__YOUR GOAL__
In each of these lines, replace "value-cell" with "data-cell" and leave everything else unchanged.
===== RECORD LIST =====
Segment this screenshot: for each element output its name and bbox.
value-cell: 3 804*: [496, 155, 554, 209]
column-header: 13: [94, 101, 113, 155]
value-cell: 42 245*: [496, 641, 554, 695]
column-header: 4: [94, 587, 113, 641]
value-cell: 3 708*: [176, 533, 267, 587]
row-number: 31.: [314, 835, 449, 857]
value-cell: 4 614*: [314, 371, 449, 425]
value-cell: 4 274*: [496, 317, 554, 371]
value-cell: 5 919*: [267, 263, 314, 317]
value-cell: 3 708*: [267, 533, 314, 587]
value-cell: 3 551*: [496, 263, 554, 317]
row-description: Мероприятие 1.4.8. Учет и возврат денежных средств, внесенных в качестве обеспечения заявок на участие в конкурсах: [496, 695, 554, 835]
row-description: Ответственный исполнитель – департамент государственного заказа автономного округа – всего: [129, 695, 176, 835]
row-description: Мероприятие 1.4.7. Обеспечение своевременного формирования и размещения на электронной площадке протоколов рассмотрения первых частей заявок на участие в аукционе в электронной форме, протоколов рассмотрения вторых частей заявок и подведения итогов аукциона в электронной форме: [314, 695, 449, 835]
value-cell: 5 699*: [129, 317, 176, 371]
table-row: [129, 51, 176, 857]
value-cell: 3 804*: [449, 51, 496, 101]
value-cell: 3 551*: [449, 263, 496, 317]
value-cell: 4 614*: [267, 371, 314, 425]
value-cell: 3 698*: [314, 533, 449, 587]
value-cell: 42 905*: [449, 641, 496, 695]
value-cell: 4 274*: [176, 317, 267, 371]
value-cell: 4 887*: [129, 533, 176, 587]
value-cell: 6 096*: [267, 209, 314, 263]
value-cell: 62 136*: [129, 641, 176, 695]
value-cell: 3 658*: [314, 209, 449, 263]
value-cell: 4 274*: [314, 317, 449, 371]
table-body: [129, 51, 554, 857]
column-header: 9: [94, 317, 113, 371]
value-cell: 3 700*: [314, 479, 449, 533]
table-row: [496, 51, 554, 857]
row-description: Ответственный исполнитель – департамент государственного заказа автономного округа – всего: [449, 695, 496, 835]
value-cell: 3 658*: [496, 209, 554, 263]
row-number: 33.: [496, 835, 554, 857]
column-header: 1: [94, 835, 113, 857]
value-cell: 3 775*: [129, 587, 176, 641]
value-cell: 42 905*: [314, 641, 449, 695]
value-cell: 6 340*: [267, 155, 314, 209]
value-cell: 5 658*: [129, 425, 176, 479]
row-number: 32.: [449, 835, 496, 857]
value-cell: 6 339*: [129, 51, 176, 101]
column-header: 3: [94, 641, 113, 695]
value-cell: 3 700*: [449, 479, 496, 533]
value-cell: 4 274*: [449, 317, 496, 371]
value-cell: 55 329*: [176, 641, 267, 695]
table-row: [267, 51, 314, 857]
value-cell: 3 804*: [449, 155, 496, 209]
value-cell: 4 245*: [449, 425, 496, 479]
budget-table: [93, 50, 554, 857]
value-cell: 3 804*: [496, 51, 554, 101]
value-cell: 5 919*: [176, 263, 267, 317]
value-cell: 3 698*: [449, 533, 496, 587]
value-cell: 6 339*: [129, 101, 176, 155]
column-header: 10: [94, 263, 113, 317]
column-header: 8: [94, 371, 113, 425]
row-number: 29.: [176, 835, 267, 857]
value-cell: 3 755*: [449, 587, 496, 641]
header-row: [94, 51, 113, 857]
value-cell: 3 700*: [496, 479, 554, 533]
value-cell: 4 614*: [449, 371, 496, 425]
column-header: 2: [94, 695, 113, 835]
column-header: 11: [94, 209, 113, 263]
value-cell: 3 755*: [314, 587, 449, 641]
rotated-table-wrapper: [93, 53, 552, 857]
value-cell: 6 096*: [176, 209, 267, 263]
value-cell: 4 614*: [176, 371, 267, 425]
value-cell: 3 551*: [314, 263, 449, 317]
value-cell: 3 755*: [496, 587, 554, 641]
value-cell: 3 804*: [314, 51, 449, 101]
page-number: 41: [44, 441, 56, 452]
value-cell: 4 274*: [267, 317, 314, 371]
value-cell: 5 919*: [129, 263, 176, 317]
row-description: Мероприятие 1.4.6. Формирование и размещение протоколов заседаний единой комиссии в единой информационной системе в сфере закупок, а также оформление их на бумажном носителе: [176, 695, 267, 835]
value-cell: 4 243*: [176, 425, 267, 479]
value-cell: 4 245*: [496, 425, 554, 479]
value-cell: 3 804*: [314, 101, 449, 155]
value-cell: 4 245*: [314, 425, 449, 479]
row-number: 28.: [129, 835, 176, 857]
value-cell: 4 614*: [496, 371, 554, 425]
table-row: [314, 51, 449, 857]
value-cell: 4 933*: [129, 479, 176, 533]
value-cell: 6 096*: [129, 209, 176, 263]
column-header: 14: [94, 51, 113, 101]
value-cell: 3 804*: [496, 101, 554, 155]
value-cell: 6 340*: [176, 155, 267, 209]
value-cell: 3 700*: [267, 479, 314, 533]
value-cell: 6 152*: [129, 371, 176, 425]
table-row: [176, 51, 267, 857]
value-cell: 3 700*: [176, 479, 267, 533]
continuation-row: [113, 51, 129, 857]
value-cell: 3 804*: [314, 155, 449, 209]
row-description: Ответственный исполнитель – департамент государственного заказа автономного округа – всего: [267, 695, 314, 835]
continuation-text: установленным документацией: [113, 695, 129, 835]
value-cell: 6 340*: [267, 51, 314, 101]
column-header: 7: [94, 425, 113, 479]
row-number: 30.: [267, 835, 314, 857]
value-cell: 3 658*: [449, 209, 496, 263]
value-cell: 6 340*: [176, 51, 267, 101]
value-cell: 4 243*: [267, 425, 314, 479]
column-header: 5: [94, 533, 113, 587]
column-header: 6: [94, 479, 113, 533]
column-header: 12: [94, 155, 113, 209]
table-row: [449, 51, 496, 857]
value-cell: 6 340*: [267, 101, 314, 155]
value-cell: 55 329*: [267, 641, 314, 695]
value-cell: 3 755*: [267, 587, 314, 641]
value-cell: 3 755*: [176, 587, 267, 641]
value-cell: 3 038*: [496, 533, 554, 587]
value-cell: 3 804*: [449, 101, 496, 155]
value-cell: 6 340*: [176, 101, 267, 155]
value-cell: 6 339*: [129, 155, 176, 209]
=====
__ANSWER IN FULL__
Segment this screenshot: for each element output its name and bbox.
data-cell: 3 804*: [496, 155, 554, 209]
column-header: 13: [94, 101, 113, 155]
data-cell: 42 245*: [496, 641, 554, 695]
column-header: 4: [94, 587, 113, 641]
data-cell: 3 708*: [176, 533, 267, 587]
row-number: 31.: [314, 835, 449, 857]
data-cell: 4 614*: [314, 371, 449, 425]
data-cell: 4 274*: [496, 317, 554, 371]
data-cell: 5 919*: [267, 263, 314, 317]
data-cell: 3 708*: [267, 533, 314, 587]
data-cell: 3 551*: [496, 263, 554, 317]
row-description: Мероприятие 1.4.8. Учет и возврат денежных средств, внесенных в качестве обеспечения заявок на участие в конкурсах: [496, 695, 554, 835]
row-description: Ответственный исполнитель – департамент государственного заказа автономного округа – всего: [129, 695, 176, 835]
row-description: Мероприятие 1.4.7. Обеспечение своевременного формирования и размещения на электронной площадке протоколов рассмотрения первых частей заявок на участие в аукционе в электронной форме, протоколов рассмотрения вторых частей заявок и подведения итогов аукциона в электронной форме: [314, 695, 449, 835]
data-cell: 5 699*: [129, 317, 176, 371]
table-row: [129, 51, 176, 857]
data-cell: 3 804*: [449, 51, 496, 101]
data-cell: 3 551*: [449, 263, 496, 317]
data-cell: 4 614*: [267, 371, 314, 425]
data-cell: 3 698*: [314, 533, 449, 587]
data-cell: 42 905*: [449, 641, 496, 695]
data-cell: 4 274*: [176, 317, 267, 371]
data-cell: 4 887*: [129, 533, 176, 587]
data-cell: 6 096*: [267, 209, 314, 263]
data-cell: 62 136*: [129, 641, 176, 695]
data-cell: 3 658*: [314, 209, 449, 263]
data-cell: 4 274*: [314, 317, 449, 371]
table-body: [129, 51, 554, 857]
column-header: 9: [94, 317, 113, 371]
data-cell: 3 700*: [314, 479, 449, 533]
table-row: [496, 51, 554, 857]
row-description: Ответственный исполнитель – департамент государственного заказа автономного округа – всего: [449, 695, 496, 835]
data-cell: 3 658*: [496, 209, 554, 263]
row-number: 33.: [496, 835, 554, 857]
column-header: 1: [94, 835, 113, 857]
data-cell: 3 775*: [129, 587, 176, 641]
data-cell: 42 905*: [314, 641, 449, 695]
data-cell: 6 340*: [267, 155, 314, 209]
data-cell: 5 658*: [129, 425, 176, 479]
row-number: 32.: [449, 835, 496, 857]
data-cell: 6 339*: [129, 51, 176, 101]
column-header: 3: [94, 641, 113, 695]
data-cell: 3 700*: [449, 479, 496, 533]
data-cell: 4 274*: [449, 317, 496, 371]
data-cell: 55 329*: [176, 641, 267, 695]
table-row: [267, 51, 314, 857]
data-cell: 3 804*: [449, 155, 496, 209]
data-cell: 4 245*: [449, 425, 496, 479]
budget-table: [93, 50, 554, 857]
data-cell: 3 804*: [496, 51, 554, 101]
data-cell: 5 919*: [176, 263, 267, 317]
data-cell: 3 698*: [449, 533, 496, 587]
data-cell: 6 339*: [129, 101, 176, 155]
column-header: 10: [94, 263, 113, 317]
column-header: 8: [94, 371, 113, 425]
row-number: 29.: [176, 835, 267, 857]
data-cell: 3 755*: [449, 587, 496, 641]
header-row: [94, 51, 113, 857]
data-cell: 3 700*: [496, 479, 554, 533]
data-cell: 4 614*: [449, 371, 496, 425]
column-header: 2: [94, 695, 113, 835]
column-header: 11: [94, 209, 113, 263]
data-cell: 3 755*: [314, 587, 449, 641]
rotated-table-wrapper: [93, 53, 552, 857]
data-cell: 6 096*: [176, 209, 267, 263]
data-cell: 4 614*: [176, 371, 267, 425]
data-cell: 3 551*: [314, 263, 449, 317]
data-cell: 3 755*: [496, 587, 554, 641]
data-cell: 3 804*: [314, 51, 449, 101]
page-number: 41: [44, 441, 56, 452]
data-cell: 4 274*: [267, 317, 314, 371]
data-cell: 5 919*: [129, 263, 176, 317]
row-description: Мероприятие 1.4.6. Формирование и размещение протоколов заседаний единой комиссии в единой информационной системе в сфере закупок, а также оформление их на бумажном носителе: [176, 695, 267, 835]
data-cell: 4 243*: [176, 425, 267, 479]
data-cell: 4 245*: [496, 425, 554, 479]
data-cell: 3 804*: [314, 101, 449, 155]
data-cell: 4 245*: [314, 425, 449, 479]
row-number: 28.: [129, 835, 176, 857]
data-cell: 4 614*: [496, 371, 554, 425]
table-row: [314, 51, 449, 857]
data-cell: 4 933*: [129, 479, 176, 533]
data-cell: 6 096*: [129, 209, 176, 263]
column-header: 14: [94, 51, 113, 101]
data-cell: 3 804*: [496, 101, 554, 155]
data-cell: 6 340*: [176, 155, 267, 209]
data-cell: 3 700*: [267, 479, 314, 533]
data-cell: 6 152*: [129, 371, 176, 425]
table-row: [176, 51, 267, 857]
data-cell: 3 700*: [176, 479, 267, 533]
continuation-row: [113, 51, 129, 857]
data-cell: 3 804*: [314, 155, 449, 209]
row-description: Ответственный исполнитель – департамент государственного заказа автономного округа – всего: [267, 695, 314, 835]
continuation-text: установленным документацией: [113, 695, 129, 835]
data-cell: 6 340*: [267, 51, 314, 101]
column-header: 7: [94, 425, 113, 479]
row-number: 30.: [267, 835, 314, 857]
data-cell: 3 658*: [449, 209, 496, 263]
data-cell: 6 340*: [176, 51, 267, 101]
data-cell: 4 243*: [267, 425, 314, 479]
column-header: 5: [94, 533, 113, 587]
column-header: 6: [94, 479, 113, 533]
column-header: 12: [94, 155, 113, 209]
table-row: [449, 51, 496, 857]
data-cell: 6 340*: [267, 101, 314, 155]
data-cell: 55 329*: [267, 641, 314, 695]
data-cell: 3 755*: [267, 587, 314, 641]
data-cell: 3 755*: [176, 587, 267, 641]
data-cell: 3 038*: [496, 533, 554, 587]
data-cell: 3 804*: [449, 101, 496, 155]
data-cell: 6 340*: [176, 101, 267, 155]
data-cell: 6 339*: [129, 155, 176, 209]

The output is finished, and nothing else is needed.